> [Aim]:
Seek out every line containing the word "штормовой", and copy each.

> [Supplied material]:
* START *
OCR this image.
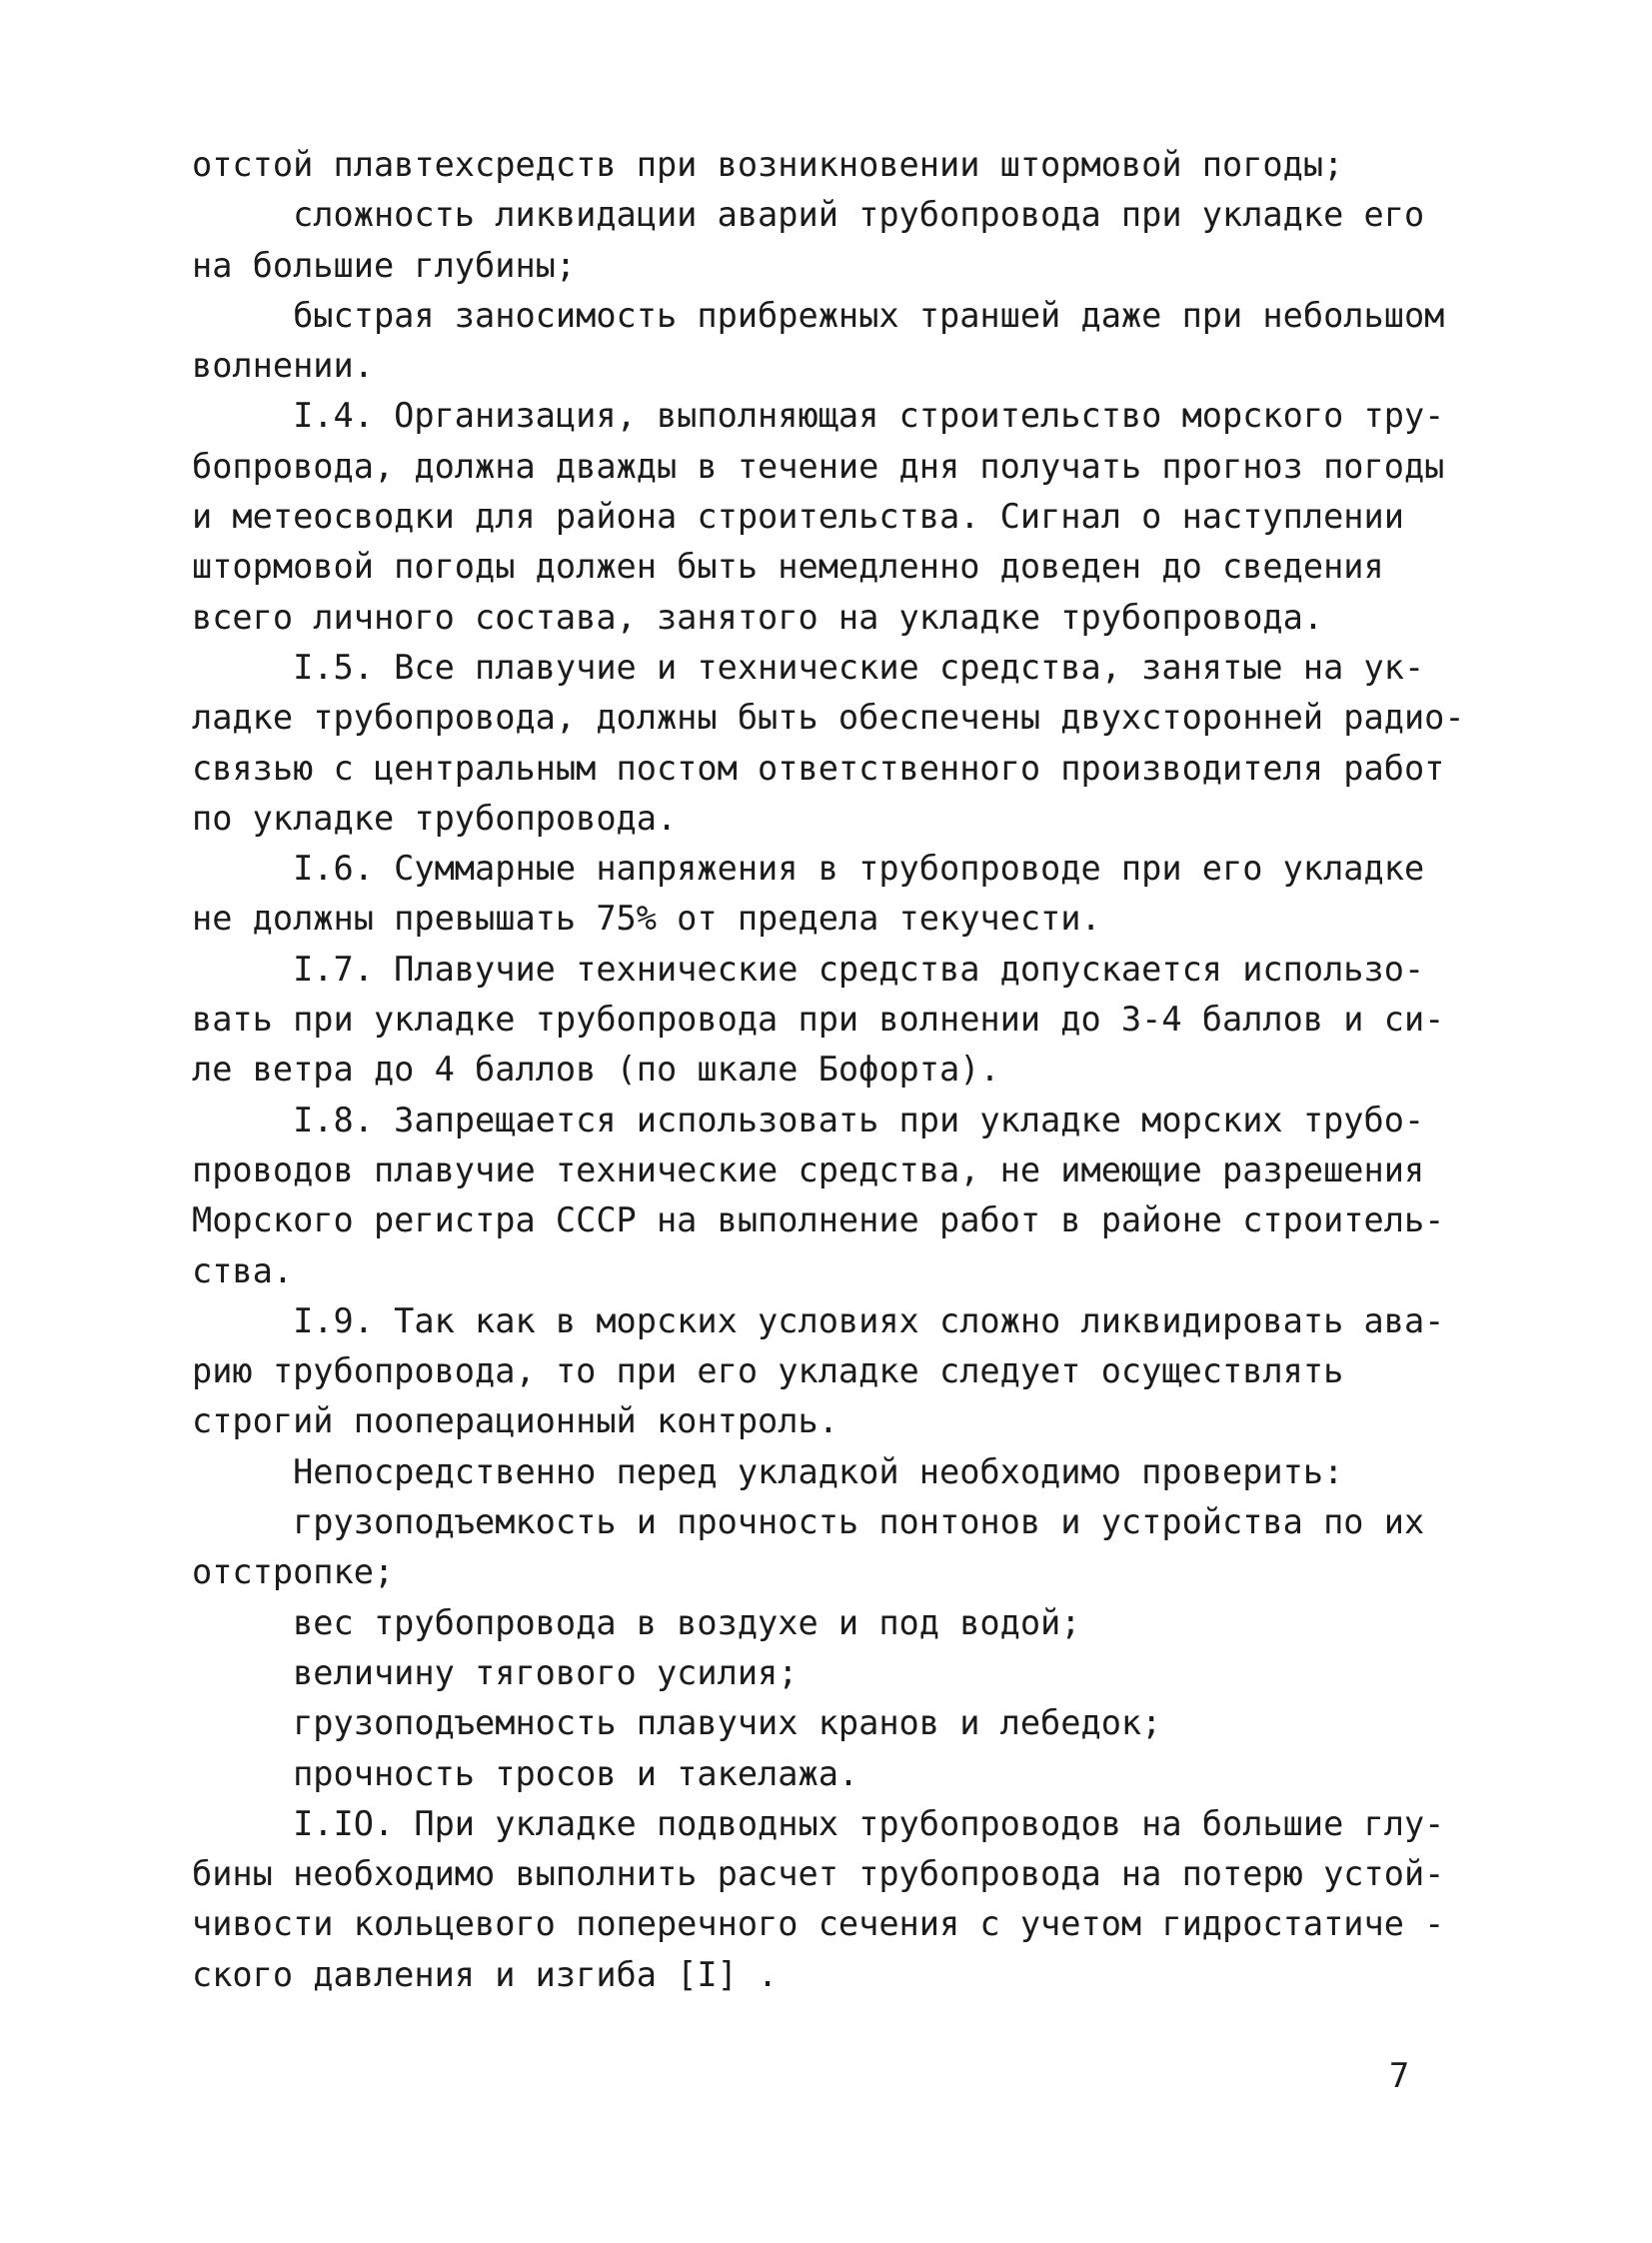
отстой плавтехсредств при возникновении штормовой погоды;
сложность ликвидации аварий трубопровода при укладке его
на большие глубины;
быстрая заносимость прибрежных траншей даже при небольшом
волнении.
I.4. Организация, выполняющая строительство морского тру-
бопровода, должна дважды в течение дня получать прогноз погоды
и метеосводки для района строительства. Сигнал о наступлении
штормовой погоды должен быть немедленно доведен до сведения
всего личного состава, занятого на укладке трубопровода.
I.5. Все плавучие и технические средства, занятые на ук-
ладке трубопровода, должны быть обеспечены двухсторонней радио-
связью с центральным постом ответственного производителя работ
по укладке трубопровода.
I.6. Суммарные напряжения в трубопроводе при его укладке
не должны превышать 75% от предела текучести.
I.7. Плавучие технические средства допускается использо-
вать при укладке трубопровода при волнении до 3-4 баллов и си-
ле ветра до 4 баллов (по шкале Бофорта).
I.8. Запрещается использовать при укладке морских трубо-
проводов плавучие технические средства, не имеющие разрешения
Морского регистра СССР на выполнение работ в районе строитель-
ства.
I.9. Так как в морских условиях сложно ликвидировать ава-
рию трубопровода, то при его укладке следует осуществлять
строгий пооперационный контроль.
Непосредственно перед укладкой необходимо проверить:
грузоподъемкость и прочность понтонов и устройства по их
отстропке;
вес трубопровода в воздухе и под водой;
величину тягового усилия;
грузоподъемность плавучих кранов и лебедок;
прочность тросов и такелажа.
I.IO. При укладке подводных трубопроводов на большие глу-
бины необходимо выполнить расчет трубопровода на потерю устой-
чивости кольцевого поперечного сечения с учетом гидростатиче -
ского давления и изгиба [I] .
7
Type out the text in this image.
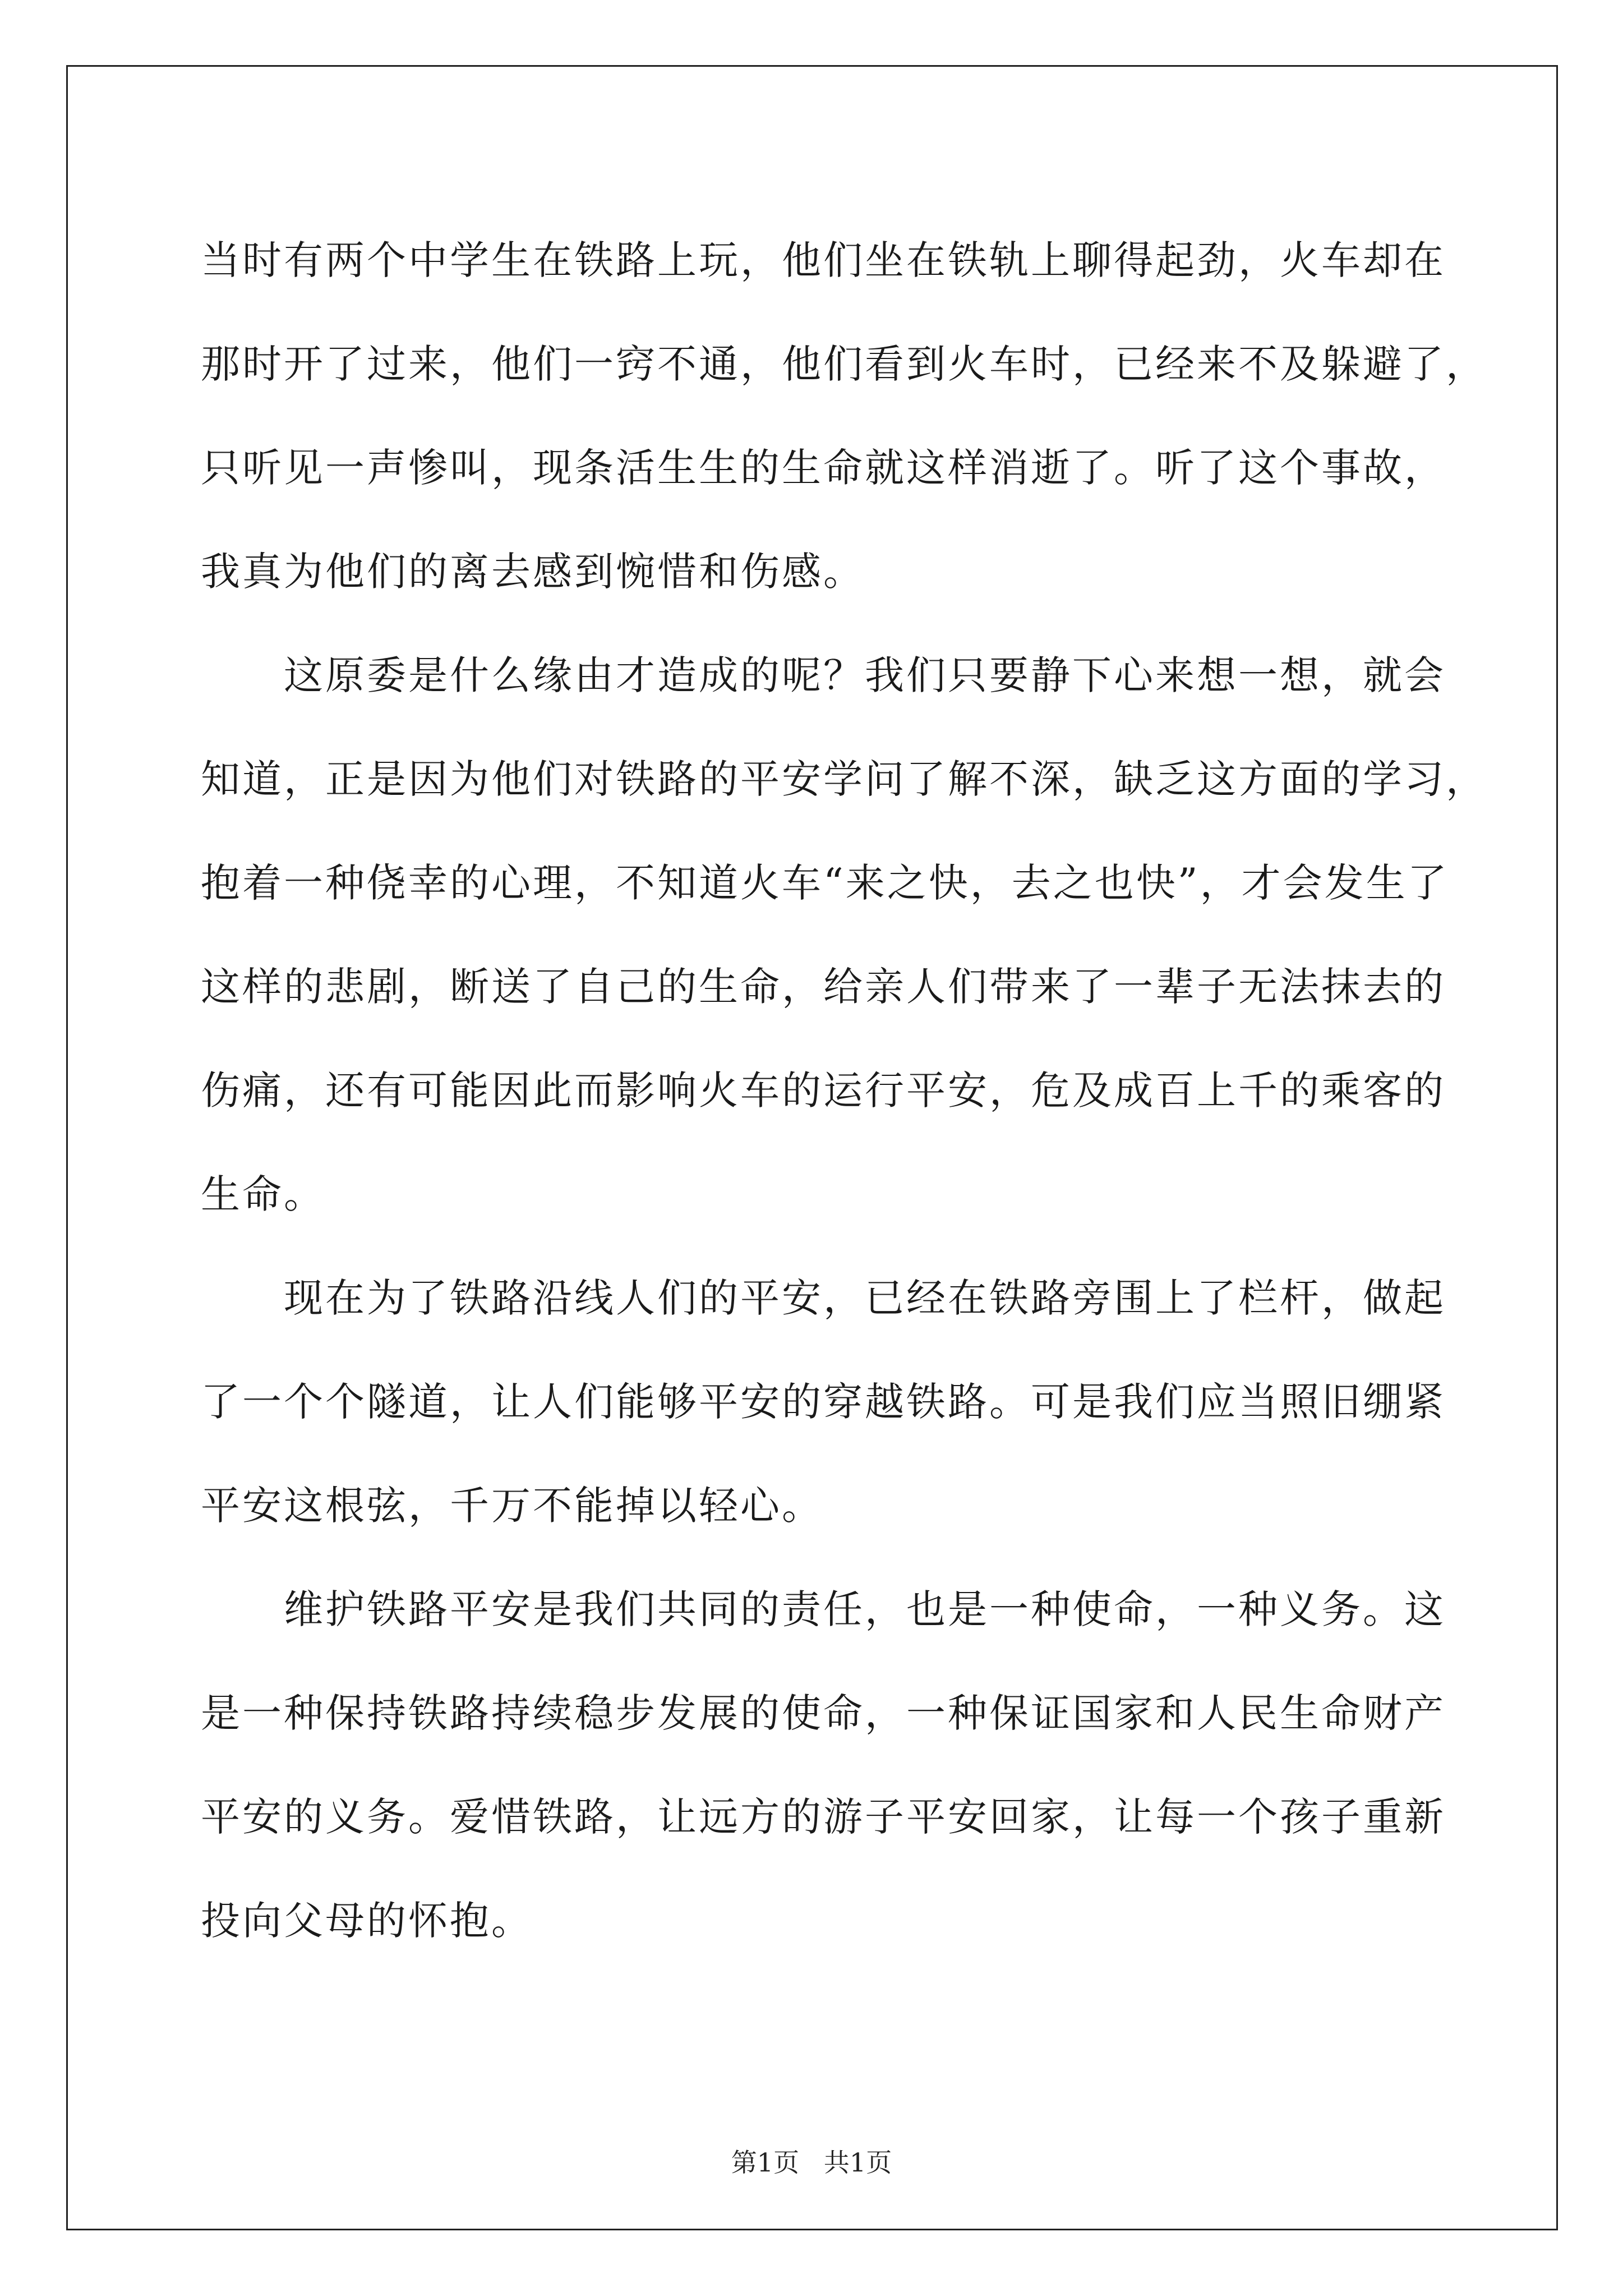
当时有两个中学生在铁路上玩，他们坐在铁轨上聊得起劲，火车却在
那时开了过来，他们一窍不通，他们看到火车时，已经来不及躲避了，
只听见一声惨叫，现条活生生的生命就这样消逝了。听了这个事故，
我真为他们的离去感到惋惜和伤感。
这原委是什么缘由才造成的呢？我们只要静下心来想一想，就会
知道，正是因为他们对铁路的平安学问了解不深，缺乏这方面的学习，
抱着一种侥幸的心理，不知道火车“来之快，去之也快”，才会发生了
这样的悲剧，断送了自己的生命，给亲人们带来了一辈子无法抹去的
伤痛，还有可能因此而影响火车的运行平安，危及成百上千的乘客的
生命。
现在为了铁路沿线人们的平安，已经在铁路旁围上了栏杆，做起
了一个个隧道，让人们能够平安的穿越铁路。可是我们应当照旧绷紧
平安这根弦，千万不能掉以轻心。
维护铁路平安是我们共同的责任，也是一种使命，一种义务。这
是一种保持铁路持续稳步发展的使命，一种保证国家和人民生命财产
平安的义务。爱惜铁路，让远方的游子平安回家，让每一个孩子重新
投向父母的怀抱。
第1页   共1页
* END *
> [Exercise response]:
отстой плавтехсредств при возникновении штормовой погоды;
штормовой погоды должен быть немедленно доведен до сведения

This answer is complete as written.